_What the task asks_. Copy all lines of the listing that include the string "oleh".

(begin)

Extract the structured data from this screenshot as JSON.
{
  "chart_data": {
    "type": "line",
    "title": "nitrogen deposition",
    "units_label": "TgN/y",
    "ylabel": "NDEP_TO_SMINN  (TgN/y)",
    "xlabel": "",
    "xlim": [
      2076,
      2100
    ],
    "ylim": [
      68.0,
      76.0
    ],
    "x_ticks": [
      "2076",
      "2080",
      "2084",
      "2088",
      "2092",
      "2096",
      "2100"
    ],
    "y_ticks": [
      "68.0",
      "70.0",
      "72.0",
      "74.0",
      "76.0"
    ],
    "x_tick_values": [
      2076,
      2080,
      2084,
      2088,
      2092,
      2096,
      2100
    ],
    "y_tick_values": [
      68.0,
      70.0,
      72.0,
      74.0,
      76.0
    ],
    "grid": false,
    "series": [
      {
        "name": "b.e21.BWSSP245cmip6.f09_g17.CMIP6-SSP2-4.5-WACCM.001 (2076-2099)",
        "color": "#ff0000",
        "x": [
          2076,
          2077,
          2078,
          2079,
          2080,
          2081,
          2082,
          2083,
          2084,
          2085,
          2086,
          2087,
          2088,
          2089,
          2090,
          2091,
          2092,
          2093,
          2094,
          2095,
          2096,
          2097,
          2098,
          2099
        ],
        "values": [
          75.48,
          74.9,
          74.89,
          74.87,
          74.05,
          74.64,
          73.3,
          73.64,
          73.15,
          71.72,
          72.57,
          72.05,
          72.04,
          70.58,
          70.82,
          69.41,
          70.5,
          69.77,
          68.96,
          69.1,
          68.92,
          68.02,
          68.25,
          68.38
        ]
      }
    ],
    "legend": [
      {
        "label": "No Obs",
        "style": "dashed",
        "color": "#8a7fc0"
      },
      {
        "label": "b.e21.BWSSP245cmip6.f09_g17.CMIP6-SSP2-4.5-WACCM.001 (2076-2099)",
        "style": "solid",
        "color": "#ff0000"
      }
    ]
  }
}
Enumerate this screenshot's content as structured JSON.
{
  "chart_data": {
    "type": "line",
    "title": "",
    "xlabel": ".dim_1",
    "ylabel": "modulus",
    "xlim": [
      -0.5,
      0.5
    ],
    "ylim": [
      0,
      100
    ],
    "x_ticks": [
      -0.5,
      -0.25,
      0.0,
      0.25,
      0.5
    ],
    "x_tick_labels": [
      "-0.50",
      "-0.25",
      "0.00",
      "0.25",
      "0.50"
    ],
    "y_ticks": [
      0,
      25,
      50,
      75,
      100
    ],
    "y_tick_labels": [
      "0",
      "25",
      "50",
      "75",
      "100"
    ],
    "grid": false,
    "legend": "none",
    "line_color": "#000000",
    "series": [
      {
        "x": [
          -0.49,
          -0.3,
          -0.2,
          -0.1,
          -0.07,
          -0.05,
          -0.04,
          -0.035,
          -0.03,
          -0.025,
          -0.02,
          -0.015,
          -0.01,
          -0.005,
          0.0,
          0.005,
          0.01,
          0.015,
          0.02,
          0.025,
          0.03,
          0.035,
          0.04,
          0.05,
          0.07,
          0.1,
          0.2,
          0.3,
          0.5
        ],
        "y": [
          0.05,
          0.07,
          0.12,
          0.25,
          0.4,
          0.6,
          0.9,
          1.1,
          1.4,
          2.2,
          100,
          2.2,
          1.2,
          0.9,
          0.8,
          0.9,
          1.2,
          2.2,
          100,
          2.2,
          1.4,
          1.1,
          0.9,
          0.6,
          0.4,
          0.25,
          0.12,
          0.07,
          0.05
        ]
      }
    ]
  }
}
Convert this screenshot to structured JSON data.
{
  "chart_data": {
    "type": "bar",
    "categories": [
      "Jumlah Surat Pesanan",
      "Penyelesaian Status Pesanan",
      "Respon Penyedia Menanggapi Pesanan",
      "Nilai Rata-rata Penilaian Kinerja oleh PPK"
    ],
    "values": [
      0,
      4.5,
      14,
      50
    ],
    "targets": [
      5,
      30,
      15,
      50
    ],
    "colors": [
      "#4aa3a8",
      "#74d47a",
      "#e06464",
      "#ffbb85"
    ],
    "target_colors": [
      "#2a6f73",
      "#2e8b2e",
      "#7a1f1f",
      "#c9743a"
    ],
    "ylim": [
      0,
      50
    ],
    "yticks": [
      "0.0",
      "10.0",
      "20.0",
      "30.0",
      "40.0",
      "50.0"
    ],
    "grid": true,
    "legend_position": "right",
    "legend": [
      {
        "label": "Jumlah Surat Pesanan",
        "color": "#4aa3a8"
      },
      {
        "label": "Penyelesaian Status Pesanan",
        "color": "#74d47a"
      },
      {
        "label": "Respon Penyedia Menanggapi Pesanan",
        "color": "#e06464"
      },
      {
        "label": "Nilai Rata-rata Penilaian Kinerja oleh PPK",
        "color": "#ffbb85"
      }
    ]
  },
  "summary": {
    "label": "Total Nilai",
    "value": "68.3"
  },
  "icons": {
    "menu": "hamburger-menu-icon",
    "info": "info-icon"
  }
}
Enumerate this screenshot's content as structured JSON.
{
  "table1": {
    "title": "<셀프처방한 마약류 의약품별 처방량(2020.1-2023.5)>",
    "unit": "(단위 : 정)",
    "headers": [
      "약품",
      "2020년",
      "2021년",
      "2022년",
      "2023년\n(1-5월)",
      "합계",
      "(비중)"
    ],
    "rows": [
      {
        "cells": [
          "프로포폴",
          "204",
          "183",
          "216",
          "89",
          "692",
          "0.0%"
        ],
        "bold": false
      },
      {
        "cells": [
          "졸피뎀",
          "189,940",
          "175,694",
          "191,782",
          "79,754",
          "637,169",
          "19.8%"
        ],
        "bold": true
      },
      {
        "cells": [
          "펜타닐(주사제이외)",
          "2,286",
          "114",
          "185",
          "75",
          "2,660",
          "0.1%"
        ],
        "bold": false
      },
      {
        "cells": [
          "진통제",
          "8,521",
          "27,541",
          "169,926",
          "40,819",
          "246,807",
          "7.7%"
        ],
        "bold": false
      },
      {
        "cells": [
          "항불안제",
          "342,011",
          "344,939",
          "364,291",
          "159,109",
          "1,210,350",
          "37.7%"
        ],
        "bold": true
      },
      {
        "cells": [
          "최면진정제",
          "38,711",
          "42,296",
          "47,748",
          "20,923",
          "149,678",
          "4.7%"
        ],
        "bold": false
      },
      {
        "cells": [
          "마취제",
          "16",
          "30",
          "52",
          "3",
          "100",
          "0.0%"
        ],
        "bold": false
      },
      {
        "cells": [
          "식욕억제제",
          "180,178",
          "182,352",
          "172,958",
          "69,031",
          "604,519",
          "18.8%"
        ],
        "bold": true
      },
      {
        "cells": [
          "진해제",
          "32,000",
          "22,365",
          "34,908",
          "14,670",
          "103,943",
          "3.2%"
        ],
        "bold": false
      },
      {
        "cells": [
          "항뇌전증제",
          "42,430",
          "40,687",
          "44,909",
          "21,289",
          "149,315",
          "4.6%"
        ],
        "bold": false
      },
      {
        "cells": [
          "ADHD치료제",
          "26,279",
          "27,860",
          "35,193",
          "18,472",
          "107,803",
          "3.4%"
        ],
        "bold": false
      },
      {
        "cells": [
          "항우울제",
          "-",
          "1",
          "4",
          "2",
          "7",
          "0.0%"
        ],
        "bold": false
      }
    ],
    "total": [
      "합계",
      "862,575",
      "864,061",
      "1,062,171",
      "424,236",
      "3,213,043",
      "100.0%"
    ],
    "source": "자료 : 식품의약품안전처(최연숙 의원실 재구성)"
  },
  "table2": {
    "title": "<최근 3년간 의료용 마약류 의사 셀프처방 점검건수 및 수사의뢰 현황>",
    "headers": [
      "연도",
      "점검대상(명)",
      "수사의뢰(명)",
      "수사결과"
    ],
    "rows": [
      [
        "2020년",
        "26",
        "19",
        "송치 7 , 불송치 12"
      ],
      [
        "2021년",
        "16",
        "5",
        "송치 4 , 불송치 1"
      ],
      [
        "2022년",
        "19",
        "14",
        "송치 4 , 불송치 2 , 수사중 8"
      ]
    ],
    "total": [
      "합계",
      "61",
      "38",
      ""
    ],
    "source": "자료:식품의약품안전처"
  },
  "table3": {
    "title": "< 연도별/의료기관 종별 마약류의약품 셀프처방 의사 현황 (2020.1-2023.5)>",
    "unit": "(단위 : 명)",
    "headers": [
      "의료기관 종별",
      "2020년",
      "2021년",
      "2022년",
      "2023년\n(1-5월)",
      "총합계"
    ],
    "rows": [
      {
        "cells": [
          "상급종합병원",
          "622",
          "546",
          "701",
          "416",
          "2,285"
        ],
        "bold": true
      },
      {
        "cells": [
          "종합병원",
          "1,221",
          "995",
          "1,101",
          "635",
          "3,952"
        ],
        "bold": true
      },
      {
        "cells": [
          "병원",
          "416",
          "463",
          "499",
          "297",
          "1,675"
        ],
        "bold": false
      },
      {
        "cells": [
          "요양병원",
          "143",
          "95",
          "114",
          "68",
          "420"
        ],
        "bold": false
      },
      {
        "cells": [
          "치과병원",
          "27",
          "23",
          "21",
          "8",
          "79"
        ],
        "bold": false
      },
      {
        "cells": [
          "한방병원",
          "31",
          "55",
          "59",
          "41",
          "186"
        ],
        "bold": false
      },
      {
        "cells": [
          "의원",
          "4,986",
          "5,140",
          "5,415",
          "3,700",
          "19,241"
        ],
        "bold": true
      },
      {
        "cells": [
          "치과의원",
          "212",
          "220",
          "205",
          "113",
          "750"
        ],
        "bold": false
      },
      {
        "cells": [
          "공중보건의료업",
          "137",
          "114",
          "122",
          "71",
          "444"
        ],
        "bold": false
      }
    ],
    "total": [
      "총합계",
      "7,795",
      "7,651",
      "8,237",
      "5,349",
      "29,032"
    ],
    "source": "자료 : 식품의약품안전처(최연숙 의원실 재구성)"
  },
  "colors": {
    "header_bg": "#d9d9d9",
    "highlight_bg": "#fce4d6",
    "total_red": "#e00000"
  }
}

(end)

_Exercise response_.
      "Nilai Rata-rata Penilaian Kinerja oleh PPK"
        "label": "Nilai Rata-rata Penilaian Kinerja oleh PPK",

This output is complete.